Given task -> Scan the entries below for the word "color". Copy each line that has it.
[BEGIN Data shown]
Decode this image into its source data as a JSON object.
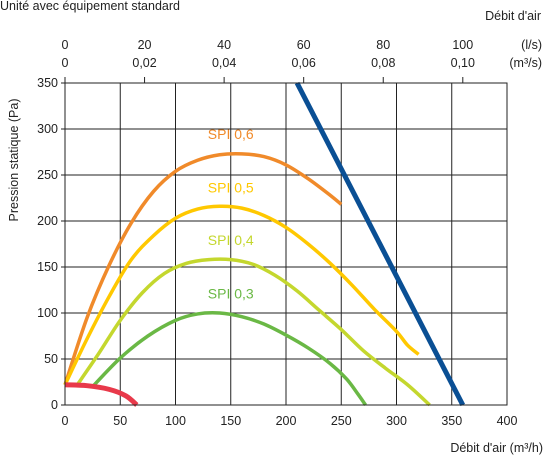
{
  "chart_data": {
    "type": "line",
    "header_text": "Unité avec équipement standard",
    "top_axis_title": "Débit d'air",
    "top_axis_ls_unit": "(l/s)",
    "top_axis_m3s_unit": "(m³/s)",
    "top_ticks_ls": [
      "0",
      "20",
      "40",
      "60",
      "80",
      "100"
    ],
    "top_ticks_m3s": [
      "0",
      "0,02",
      "0,04",
      "0,06",
      "0,08",
      "0,10"
    ],
    "xlabel": "Débit d'air (m³/h)",
    "ylabel": "Pression statique  (Pa)",
    "xlim": [
      0,
      400
    ],
    "ylim": [
      0,
      350
    ],
    "x_ticks": [
      "0",
      "50",
      "100",
      "150",
      "200",
      "250",
      "300",
      "350",
      "400"
    ],
    "y_ticks": [
      "0",
      "50",
      "100",
      "150",
      "200",
      "250",
      "300",
      "350"
    ],
    "grid": true,
    "series": [
      {
        "name": "SPI 0,6",
        "color": "#f08a2a",
        "points": [
          [
            0,
            22
          ],
          [
            20,
            95
          ],
          [
            40,
            152
          ],
          [
            60,
            198
          ],
          [
            80,
            232
          ],
          [
            100,
            254
          ],
          [
            120,
            266
          ],
          [
            140,
            272
          ],
          [
            160,
            273
          ],
          [
            180,
            270
          ],
          [
            200,
            261
          ],
          [
            220,
            246
          ],
          [
            240,
            228
          ],
          [
            250,
            218
          ]
        ]
      },
      {
        "name": "SPI 0,5",
        "color": "#ffc800",
        "points": [
          [
            0,
            22
          ],
          [
            20,
            72
          ],
          [
            40,
            118
          ],
          [
            60,
            158
          ],
          [
            80,
            184
          ],
          [
            100,
            203
          ],
          [
            120,
            213
          ],
          [
            140,
            216
          ],
          [
            160,
            214
          ],
          [
            180,
            206
          ],
          [
            200,
            193
          ],
          [
            220,
            175
          ],
          [
            240,
            154
          ],
          [
            260,
            130
          ],
          [
            280,
            104
          ],
          [
            300,
            80
          ],
          [
            310,
            65
          ],
          [
            320,
            55
          ]
        ]
      },
      {
        "name": "SPI 0,4",
        "color": "#c4d72e",
        "points": [
          [
            10,
            20
          ],
          [
            30,
            55
          ],
          [
            50,
            92
          ],
          [
            70,
            122
          ],
          [
            90,
            143
          ],
          [
            110,
            154
          ],
          [
            130,
            158
          ],
          [
            150,
            158
          ],
          [
            170,
            153
          ],
          [
            190,
            141
          ],
          [
            210,
            124
          ],
          [
            230,
            103
          ],
          [
            250,
            82
          ],
          [
            270,
            59
          ],
          [
            290,
            40
          ],
          [
            310,
            22
          ],
          [
            330,
            0
          ]
        ]
      },
      {
        "name": "SPI 0,3",
        "color": "#6ab845",
        "points": [
          [
            25,
            20
          ],
          [
            50,
            51
          ],
          [
            75,
            75
          ],
          [
            100,
            92
          ],
          [
            120,
            99
          ],
          [
            140,
            100
          ],
          [
            160,
            96
          ],
          [
            180,
            88
          ],
          [
            200,
            76
          ],
          [
            220,
            62
          ],
          [
            240,
            45
          ],
          [
            255,
            28
          ],
          [
            265,
            12
          ],
          [
            272,
            0
          ]
        ]
      },
      {
        "name": "",
        "color": "#0a4f94",
        "points": [
          [
            210,
            350
          ],
          [
            360,
            0
          ]
        ]
      },
      {
        "name": "",
        "color": "#e8394a",
        "points": [
          [
            0,
            22
          ],
          [
            20,
            21
          ],
          [
            40,
            17
          ],
          [
            55,
            10
          ],
          [
            65,
            0
          ]
        ]
      }
    ]
  }
}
[END Data shown]
Task result ->
        "color": "#f08a2a",
        "color": "#ffc800",
        "color": "#c4d72e",
        "color": "#6ab845",
        "color": "#0a4f94",
        "color": "#e8394a",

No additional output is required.